--- START Records provided ---
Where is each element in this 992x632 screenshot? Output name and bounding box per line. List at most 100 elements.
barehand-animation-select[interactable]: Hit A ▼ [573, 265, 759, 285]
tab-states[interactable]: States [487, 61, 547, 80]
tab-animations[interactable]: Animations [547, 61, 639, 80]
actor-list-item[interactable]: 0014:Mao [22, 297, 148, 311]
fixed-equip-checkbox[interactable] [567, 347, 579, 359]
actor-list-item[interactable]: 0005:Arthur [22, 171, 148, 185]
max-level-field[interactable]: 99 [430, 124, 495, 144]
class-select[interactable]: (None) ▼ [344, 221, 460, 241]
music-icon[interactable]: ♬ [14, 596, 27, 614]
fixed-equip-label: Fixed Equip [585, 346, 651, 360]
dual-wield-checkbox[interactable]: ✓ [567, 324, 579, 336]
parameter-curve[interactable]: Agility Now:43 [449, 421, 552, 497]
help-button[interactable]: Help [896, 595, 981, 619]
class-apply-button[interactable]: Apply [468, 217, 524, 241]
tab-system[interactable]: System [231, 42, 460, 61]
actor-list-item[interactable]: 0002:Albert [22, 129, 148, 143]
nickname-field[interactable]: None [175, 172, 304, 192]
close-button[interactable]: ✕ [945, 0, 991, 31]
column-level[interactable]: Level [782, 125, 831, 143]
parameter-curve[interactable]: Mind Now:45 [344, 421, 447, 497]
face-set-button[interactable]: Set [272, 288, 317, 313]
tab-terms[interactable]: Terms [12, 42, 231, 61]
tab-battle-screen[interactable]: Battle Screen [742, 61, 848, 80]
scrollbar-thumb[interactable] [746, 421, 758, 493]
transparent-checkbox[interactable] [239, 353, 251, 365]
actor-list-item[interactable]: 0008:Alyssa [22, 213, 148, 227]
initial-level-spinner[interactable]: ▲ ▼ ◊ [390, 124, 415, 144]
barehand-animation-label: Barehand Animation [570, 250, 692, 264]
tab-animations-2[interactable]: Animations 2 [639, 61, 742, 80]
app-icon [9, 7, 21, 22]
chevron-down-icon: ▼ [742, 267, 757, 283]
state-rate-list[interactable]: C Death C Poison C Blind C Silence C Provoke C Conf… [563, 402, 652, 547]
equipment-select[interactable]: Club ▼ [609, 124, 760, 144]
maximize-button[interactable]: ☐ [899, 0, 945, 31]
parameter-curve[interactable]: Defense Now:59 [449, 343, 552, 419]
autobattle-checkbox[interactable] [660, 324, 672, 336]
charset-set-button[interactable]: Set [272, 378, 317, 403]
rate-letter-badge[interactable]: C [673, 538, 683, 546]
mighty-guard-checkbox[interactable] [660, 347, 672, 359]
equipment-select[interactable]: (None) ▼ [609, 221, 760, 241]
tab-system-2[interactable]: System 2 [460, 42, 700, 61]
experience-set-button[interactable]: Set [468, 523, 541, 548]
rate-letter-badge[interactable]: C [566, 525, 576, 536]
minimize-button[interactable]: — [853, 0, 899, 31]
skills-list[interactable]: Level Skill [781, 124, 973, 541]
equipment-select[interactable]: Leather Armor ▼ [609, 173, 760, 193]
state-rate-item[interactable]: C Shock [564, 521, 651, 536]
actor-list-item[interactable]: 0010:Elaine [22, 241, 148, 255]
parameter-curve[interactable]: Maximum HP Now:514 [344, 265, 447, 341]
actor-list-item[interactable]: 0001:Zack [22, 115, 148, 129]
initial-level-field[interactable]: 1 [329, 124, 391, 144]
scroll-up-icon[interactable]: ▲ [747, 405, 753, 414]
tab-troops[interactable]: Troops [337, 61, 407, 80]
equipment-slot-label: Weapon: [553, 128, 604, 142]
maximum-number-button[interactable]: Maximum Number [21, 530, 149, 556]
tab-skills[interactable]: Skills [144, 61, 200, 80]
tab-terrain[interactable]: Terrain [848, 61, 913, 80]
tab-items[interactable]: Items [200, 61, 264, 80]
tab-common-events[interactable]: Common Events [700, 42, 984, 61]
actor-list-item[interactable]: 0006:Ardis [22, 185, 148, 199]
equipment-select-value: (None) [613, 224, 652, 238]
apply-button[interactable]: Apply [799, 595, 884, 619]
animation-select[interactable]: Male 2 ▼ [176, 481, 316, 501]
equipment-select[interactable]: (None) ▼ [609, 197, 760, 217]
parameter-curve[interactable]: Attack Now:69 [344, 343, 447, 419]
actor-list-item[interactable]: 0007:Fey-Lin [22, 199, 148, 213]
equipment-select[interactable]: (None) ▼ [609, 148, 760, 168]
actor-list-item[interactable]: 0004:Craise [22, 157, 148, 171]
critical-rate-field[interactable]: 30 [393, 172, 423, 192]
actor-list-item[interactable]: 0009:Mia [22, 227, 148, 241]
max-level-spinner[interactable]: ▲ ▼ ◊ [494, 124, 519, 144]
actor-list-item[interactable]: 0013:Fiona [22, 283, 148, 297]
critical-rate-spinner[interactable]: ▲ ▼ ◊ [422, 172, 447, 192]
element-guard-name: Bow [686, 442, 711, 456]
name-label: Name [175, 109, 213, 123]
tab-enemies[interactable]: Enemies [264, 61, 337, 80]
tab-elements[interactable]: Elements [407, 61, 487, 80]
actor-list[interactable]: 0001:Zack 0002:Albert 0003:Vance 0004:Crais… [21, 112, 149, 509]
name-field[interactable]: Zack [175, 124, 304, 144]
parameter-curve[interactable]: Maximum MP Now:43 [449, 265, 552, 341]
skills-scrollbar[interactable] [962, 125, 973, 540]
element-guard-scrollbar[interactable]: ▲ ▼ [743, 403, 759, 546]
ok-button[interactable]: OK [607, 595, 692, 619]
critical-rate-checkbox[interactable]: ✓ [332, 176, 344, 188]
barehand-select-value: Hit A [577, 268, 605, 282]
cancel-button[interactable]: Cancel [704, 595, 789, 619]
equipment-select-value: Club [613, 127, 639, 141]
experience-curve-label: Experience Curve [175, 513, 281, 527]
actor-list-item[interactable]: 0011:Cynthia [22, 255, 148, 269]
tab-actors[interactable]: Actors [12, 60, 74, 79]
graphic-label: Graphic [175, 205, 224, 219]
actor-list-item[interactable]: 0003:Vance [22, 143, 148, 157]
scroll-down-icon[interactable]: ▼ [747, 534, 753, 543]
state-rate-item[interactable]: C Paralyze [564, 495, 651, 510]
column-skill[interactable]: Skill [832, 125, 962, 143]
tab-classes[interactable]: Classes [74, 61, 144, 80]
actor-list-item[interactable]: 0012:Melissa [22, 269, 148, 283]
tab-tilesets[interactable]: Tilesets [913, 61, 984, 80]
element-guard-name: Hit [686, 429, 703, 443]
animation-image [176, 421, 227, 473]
--- END Records provided ---
- _What to do_
Give back, unchanged, the lines from the start of the lines up to and including the line with "tab-animations[interactable]: Animations [547, 61, 639, 80]".

- _Written answer_
Where is each element in this 992x632 screenshot? Output name and bounding box per line. List at most 100 elements.
barehand-animation-select[interactable]: Hit A ▼ [573, 265, 759, 285]
tab-states[interactable]: States [487, 61, 547, 80]
tab-animations[interactable]: Animations [547, 61, 639, 80]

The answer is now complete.